TEXT BLOCK
◇ ◇ ◇ ◇
With the rising cost of care home fees, you would be right to be concerned about how to protect your estate. After all, you want to minimise the impact any care home fees will have on the inheritance you wish to pass to your children.
Currently, homeowners with assets of £23,250 have to fund their care themselves. This has caused distress for many elderly people and their families, who face having to sell their family home or empty their savings accounts to pay for their care.
Many financial planning measures have emerged which claim to help people to protect their estate from the cost of care home fees. However, you must be cautious about these measures. If the local authority sees your actions as a deliberate attempt to avoid care home fees, they can rule that you have deprived yourself of your assets and will still hold you liable for your care home fees.
Fortunately, there are some viable options for effectively safeguarding your estate without breaching your Local Authority Guidelines:
Tenants in Common
If you own your property with your partner, you will usually do so as joint tenants. This is a legal term which means that each partner equally owns the property. When you or your partner passes away, the deceased’s share in the property passes automatically to the surviving party.
A better alternative is to hold a property as tenants in common, whereby you and your partner owns a portion of the property. In this case, when one party dies, their share of the property passes under their will instead of automatically to their partner.
Now if your will leaves your share of the property to your children while specifically giving your partner the right to remain in the property, the local authority cannot take the full value of the property into consideration when evaluating your assets. This also protects your property being sold to fund care home fees.
◇ ◇ ◇ ◇
RAW DATA
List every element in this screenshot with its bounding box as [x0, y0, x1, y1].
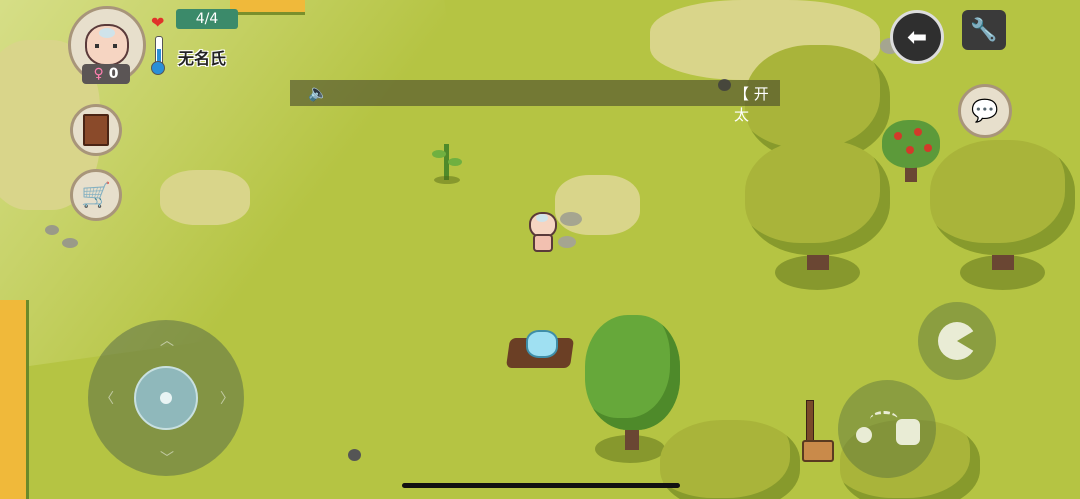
◇ ◇ ◇ ◇
DIRECTIONS
1. Quote the text on care home fees from "Many financial planning" to "your care home fees.".
2. In the text on care home fees, what happens to one party's share of a property held as tenants in common when that party dies?
3. Carry on the text on care home fees after its final sentence.

WRITTEN RESPONSES
1.
Many financial planning measures have emerged which claim to help people to protect their estate from the cost of care home fees. However, you must be cautious about these measures. If the local authority sees your actions as a deliberate attempt to avoid care home fees, they can rule that you have deprived yourself of your assets and will still hold you liable for your care home fees.

2. Their share passes under their will instead of automatically to their partner.

3.
You may choose to gift your assets to your children to protect their inheritance.
However, this decision should be made with caution. Transferring your property to your children outright can leave you financially insecure, even if your children don’t intend it. If your children have creditors, they can make a claim on your property. Or if one of your children gets divorced, your property could be transferred to their ex-spouse during the divorce settlement.
An alternative to gifting away your assets is to set up a trust in favour of your children. So, what is a trust?
A trust is a legal relationship which is recorded in a trust deed. A trust has its own bank account, assets and tax reference. It will have to be registered with the HM Revenue & Customs and is required to pay income tax, inheritance tax and capital gains tax.
The trust is governed by trustees who look after the property on behalf of your named beneficiaries. Your beneficiaries can be your children or anyone else you specify. The trustees do not own the property outright. Unlike with gifts, your beneficiaries do not become owners of your property until your death and your property is safeguarded from the beneficiaries’ creditors or other third party claimants.
For more advice on how to protect your estate from care home fees, talk to our experienced team at Probate London. We advise our clients on all aspects of probate and we can help you too. Call us on 020 8017 1029 or drop us a line at firstname.lastname@example.org.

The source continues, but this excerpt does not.